__What you will do__: Copy the entries below exactly. Images do not belong in the copy.

....

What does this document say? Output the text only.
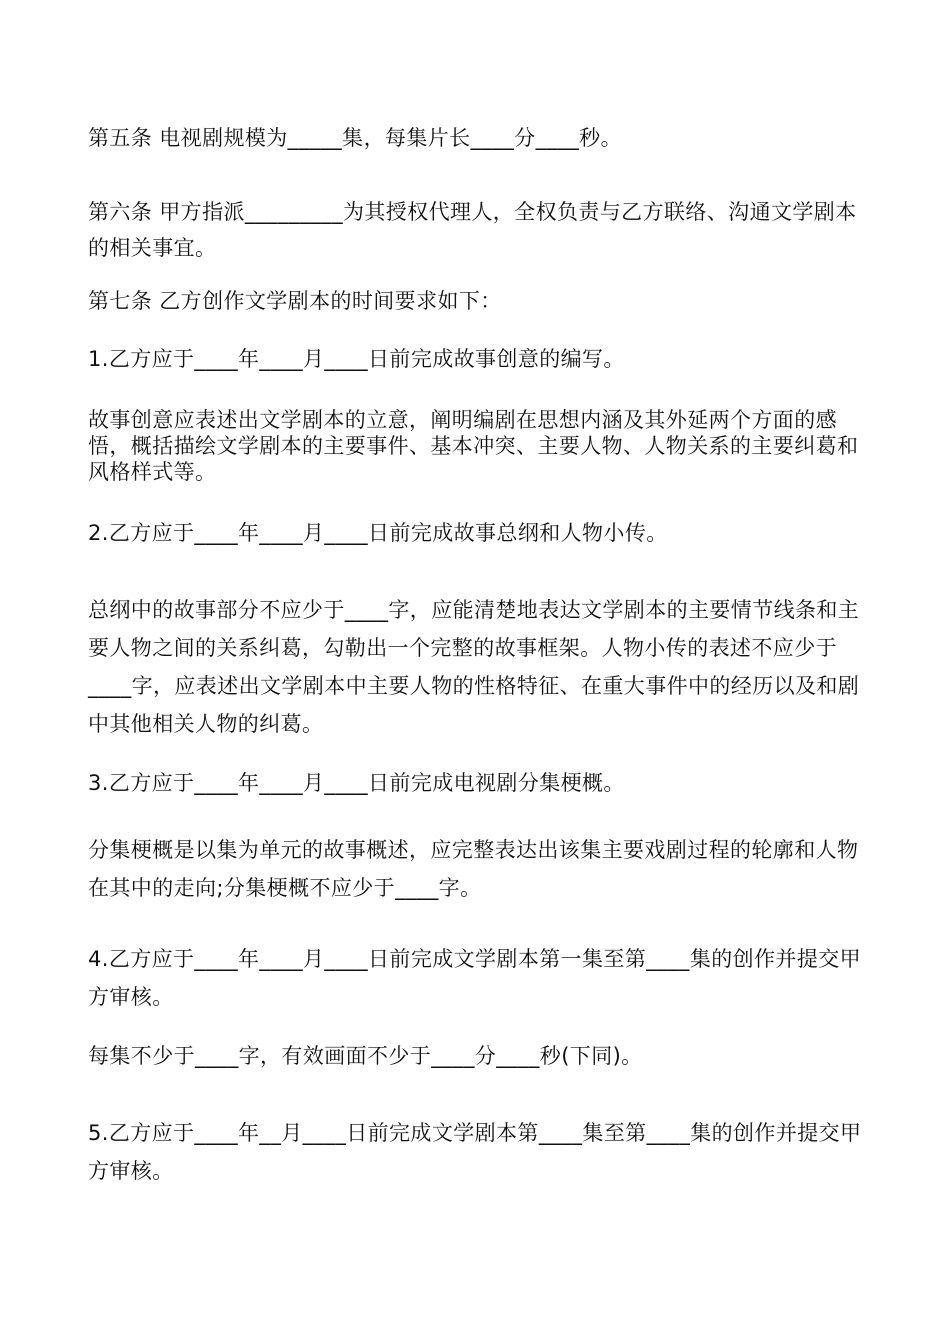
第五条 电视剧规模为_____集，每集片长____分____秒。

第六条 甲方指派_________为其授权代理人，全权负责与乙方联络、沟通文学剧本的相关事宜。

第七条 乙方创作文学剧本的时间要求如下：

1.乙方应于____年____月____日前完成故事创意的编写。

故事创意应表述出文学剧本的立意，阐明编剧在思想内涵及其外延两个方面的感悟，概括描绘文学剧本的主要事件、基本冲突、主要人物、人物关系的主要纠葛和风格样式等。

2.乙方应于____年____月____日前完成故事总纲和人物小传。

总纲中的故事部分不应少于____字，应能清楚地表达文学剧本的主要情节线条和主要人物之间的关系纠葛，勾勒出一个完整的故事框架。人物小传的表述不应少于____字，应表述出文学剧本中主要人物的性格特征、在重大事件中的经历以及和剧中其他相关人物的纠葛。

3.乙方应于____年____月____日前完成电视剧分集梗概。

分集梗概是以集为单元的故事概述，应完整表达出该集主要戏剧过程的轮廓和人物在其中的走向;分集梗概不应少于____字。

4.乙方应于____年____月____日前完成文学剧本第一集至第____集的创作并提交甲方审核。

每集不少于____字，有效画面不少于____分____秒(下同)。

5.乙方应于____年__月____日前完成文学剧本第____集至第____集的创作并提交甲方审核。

....

__Complete output__:
What does this document say? Output the text only.
第五条 电视剧规模为_____集，每集片长____分____秒。

第六条 甲方指派_________为其授权代理人，全权负责与乙方联络、沟通文学剧本的相关事宜。

第七条 乙方创作文学剧本的时间要求如下：

1.乙方应于____年____月____日前完成故事创意的编写。

故事创意应表述出文学剧本的立意，阐明编剧在思想内涵及其外延两个方面的感悟，概括描绘文学剧本的主要事件、基本冲突、主要人物、人物关系的主要纠葛和风格样式等。

2.乙方应于____年____月____日前完成故事总纲和人物小传。

总纲中的故事部分不应少于____字，应能清楚地表达文学剧本的主要情节线条和主要人物之间的关系纠葛，勾勒出一个完整的故事框架。人物小传的表述不应少于____字，应表述出文学剧本中主要人物的性格特征、在重大事件中的经历以及和剧中其他相关人物的纠葛。

3.乙方应于____年____月____日前完成电视剧分集梗概。

分集梗概是以集为单元的故事概述，应完整表达出该集主要戏剧过程的轮廓和人物在其中的走向;分集梗概不应少于____字。

4.乙方应于____年____月____日前完成文学剧本第一集至第____集的创作并提交甲方审核。

每集不少于____字，有效画面不少于____分____秒(下同)。

5.乙方应于____年__月____日前完成文学剧本第____集至第____集的创作并提交甲方审核。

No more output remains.